Give back the whole listing exactly as shown.

-- start Dataset excerpts --

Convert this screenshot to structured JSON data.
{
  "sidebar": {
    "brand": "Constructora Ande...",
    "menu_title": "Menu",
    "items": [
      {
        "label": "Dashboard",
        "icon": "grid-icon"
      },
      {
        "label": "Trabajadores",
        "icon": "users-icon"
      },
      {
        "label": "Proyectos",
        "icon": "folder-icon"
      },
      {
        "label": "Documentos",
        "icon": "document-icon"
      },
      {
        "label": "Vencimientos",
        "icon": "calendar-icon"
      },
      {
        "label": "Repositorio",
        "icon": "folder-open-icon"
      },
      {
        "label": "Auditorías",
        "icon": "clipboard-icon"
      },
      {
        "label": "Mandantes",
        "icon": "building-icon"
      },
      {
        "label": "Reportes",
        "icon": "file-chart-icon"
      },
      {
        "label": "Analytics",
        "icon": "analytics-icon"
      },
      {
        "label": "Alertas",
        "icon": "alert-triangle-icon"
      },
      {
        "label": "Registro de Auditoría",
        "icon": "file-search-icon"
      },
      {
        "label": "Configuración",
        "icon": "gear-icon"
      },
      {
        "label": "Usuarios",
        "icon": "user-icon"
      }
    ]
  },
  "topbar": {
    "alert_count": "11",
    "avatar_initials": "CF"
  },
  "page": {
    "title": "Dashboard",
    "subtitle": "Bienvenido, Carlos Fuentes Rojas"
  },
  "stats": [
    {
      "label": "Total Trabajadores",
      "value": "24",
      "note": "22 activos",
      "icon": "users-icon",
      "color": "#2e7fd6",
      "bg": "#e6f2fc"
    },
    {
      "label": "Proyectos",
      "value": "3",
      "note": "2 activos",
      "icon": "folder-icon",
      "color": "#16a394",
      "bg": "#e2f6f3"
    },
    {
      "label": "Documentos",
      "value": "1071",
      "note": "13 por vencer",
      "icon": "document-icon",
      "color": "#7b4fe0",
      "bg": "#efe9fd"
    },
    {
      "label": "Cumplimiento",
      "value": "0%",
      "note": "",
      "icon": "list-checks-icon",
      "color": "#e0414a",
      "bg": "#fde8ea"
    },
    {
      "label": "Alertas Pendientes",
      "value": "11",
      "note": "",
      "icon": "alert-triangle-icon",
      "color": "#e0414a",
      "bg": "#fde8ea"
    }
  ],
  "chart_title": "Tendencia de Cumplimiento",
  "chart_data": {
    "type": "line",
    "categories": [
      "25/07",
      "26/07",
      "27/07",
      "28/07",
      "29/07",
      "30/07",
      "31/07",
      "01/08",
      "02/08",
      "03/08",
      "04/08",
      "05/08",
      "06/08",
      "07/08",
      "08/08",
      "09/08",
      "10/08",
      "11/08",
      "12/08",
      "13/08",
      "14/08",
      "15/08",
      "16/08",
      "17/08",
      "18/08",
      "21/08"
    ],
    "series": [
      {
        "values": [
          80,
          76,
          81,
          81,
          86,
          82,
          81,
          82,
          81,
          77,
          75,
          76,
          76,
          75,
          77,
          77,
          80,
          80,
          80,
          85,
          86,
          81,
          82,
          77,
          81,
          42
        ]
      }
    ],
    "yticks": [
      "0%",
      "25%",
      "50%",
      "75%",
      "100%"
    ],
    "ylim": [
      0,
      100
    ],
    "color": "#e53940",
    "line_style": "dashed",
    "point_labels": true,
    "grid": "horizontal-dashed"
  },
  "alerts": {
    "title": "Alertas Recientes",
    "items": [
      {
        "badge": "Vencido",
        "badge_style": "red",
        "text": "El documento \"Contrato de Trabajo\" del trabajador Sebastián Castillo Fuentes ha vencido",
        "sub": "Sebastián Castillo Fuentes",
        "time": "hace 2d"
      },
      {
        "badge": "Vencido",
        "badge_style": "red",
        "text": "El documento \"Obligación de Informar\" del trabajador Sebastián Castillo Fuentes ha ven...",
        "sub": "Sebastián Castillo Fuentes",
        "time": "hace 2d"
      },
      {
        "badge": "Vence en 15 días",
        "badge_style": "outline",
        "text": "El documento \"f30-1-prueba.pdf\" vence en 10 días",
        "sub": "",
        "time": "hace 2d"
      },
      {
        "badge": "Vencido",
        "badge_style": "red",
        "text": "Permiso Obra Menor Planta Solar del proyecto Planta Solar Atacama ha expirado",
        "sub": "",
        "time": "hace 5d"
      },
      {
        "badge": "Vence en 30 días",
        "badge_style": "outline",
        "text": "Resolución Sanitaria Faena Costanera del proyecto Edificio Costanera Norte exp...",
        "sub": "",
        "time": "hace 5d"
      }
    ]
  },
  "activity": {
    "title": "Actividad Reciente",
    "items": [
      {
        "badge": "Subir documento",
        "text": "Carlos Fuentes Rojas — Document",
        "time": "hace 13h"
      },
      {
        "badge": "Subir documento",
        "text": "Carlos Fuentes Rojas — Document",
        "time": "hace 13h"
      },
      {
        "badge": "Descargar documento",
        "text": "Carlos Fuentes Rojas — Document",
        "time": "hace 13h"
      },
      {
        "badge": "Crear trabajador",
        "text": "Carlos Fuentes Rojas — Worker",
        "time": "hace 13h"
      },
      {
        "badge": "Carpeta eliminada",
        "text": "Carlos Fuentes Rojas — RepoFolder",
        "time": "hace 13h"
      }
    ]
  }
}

-- end Dataset excerpts --

_Task solution_:
Convert this screenshot to structured JSON data.
{
  "sidebar": {
    "brand": "Constructora Ande...",
    "menu_title": "Menu",
    "items": [
      {
        "label": "Dashboard",
        "icon": "grid-icon"
      },
      {
        "label": "Trabajadores",
        "icon": "users-icon"
      },
      {
        "label": "Proyectos",
        "icon": "folder-icon"
      },
      {
        "label": "Documentos",
        "icon": "document-icon"
      },
      {
        "label": "Vencimientos",
        "icon": "calendar-icon"
      },
      {
        "label": "Repositorio",
        "icon": "folder-open-icon"
      },
      {
        "label": "Auditorías",
        "icon": "clipboard-icon"
      },
      {
        "label": "Mandantes",
        "icon": "building-icon"
      },
      {
        "label": "Reportes",
        "icon": "file-chart-icon"
      },
      {
        "label": "Analytics",
        "icon": "analytics-icon"
      },
      {
        "label": "Alertas",
        "icon": "alert-triangle-icon"
      },
      {
        "label": "Registro de Auditoría",
        "icon": "file-search-icon"
      },
      {
        "label": "Configuración",
        "icon": "gear-icon"
      },
      {
        "label": "Usuarios",
        "icon": "user-icon"
      }
    ]
  },
  "topbar": {
    "alert_count": "11",
    "avatar_initials": "CF"
  },
  "page": {
    "title": "Dashboard",
    "subtitle": "Bienvenido, Carlos Fuentes Rojas"
  },
  "stats": [
    {
      "label": "Total Trabajadores",
      "value": "24",
      "note": "22 activos",
      "icon": "users-icon",
      "color": "#2e7fd6",
      "bg": "#e6f2fc"
    },
    {
      "label": "Proyectos",
      "value": "3",
      "note": "2 activos",
      "icon": "folder-icon",
      "color": "#16a394",
      "bg": "#e2f6f3"
    },
    {
      "label": "Documentos",
      "value": "1071",
      "note": "13 por vencer",
      "icon": "document-icon",
      "color": "#7b4fe0",
      "bg": "#efe9fd"
    },
    {
      "label": "Cumplimiento",
      "value": "0%",
      "note": "",
      "icon": "list-checks-icon",
      "color": "#e0414a",
      "bg": "#fde8ea"
    },
    {
      "label": "Alertas Pendientes",
      "value": "11",
      "note": "",
      "icon": "alert-triangle-icon",
      "color": "#e0414a",
      "bg": "#fde8ea"
    }
  ],
  "chart_title": "Tendencia de Cumplimiento",
  "chart_data": {
    "type": "line",
    "categories": [
      "25/07",
      "26/07",
      "27/07",
      "28/07",
      "29/07",
      "30/07",
      "31/07",
      "01/08",
      "02/08",
      "03/08",
      "04/08",
      "05/08",
      "06/08",
      "07/08",
      "08/08",
      "09/08",
      "10/08",
      "11/08",
      "12/08",
      "13/08",
      "14/08",
      "15/08",
      "16/08",
      "17/08",
      "18/08",
      "21/08"
    ],
    "series": [
      {
        "values": [
          80,
          76,
          81,
          81,
          86,
          82,
          81,
          82,
          81,
          77,
          75,
          76,
          76,
          75,
          77,
          77,
          80,
          80,
          80,
          85,
          86,
          81,
          82,
          77,
          81,
          42
        ]
      }
    ],
    "yticks": [
      "0%",
      "25%",
      "50%",
      "75%",
      "100%"
    ],
    "ylim": [
      0,
      100
    ],
    "color": "#e53940",
    "line_style": "dashed",
    "point_labels": true,
    "grid": "horizontal-dashed"
  },
  "alerts": {
    "title": "Alertas Recientes",
    "items": [
      {
        "badge": "Vencido",
        "badge_style": "red",
        "text": "El documento \"Contrato de Trabajo\" del trabajador Sebastián Castillo Fuentes ha vencido",
        "sub": "Sebastián Castillo Fuentes",
        "time": "hace 2d"
      },
      {
        "badge": "Vencido",
        "badge_style": "red",
        "text": "El documento \"Obligación de Informar\" del trabajador Sebastián Castillo Fuentes ha ven...",
        "sub": "Sebastián Castillo Fuentes",
        "time": "hace 2d"
      },
      {
        "badge": "Vence en 15 días",
        "badge_style": "outline",
        "text": "El documento \"f30-1-prueba.pdf\" vence en 10 días",
        "sub": "",
        "time": "hace 2d"
      },
      {
        "badge": "Vencido",
        "badge_style": "red",
        "text": "Permiso Obra Menor Planta Solar del proyecto Planta Solar Atacama ha expirado",
        "sub": "",
        "time": "hace 5d"
      },
      {
        "badge": "Vence en 30 días",
        "badge_style": "outline",
        "text": "Resolución Sanitaria Faena Costanera del proyecto Edificio Costanera Norte exp...",
        "sub": "",
        "time": "hace 5d"
      }
    ]
  },
  "activity": {
    "title": "Actividad Reciente",
    "items": [
      {
        "badge": "Subir documento",
        "text": "Carlos Fuentes Rojas — Document",
        "time": "hace 13h"
      },
      {
        "badge": "Subir documento",
        "text": "Carlos Fuentes Rojas — Document",
        "time": "hace 13h"
      },
      {
        "badge": "Descargar documento",
        "text": "Carlos Fuentes Rojas — Document",
        "time": "hace 13h"
      },
      {
        "badge": "Crear trabajador",
        "text": "Carlos Fuentes Rojas — Worker",
        "time": "hace 13h"
      },
      {
        "badge": "Carpeta eliminada",
        "text": "Carlos Fuentes Rojas — RepoFolder",
        "time": "hace 13h"
      }
    ]
  }
}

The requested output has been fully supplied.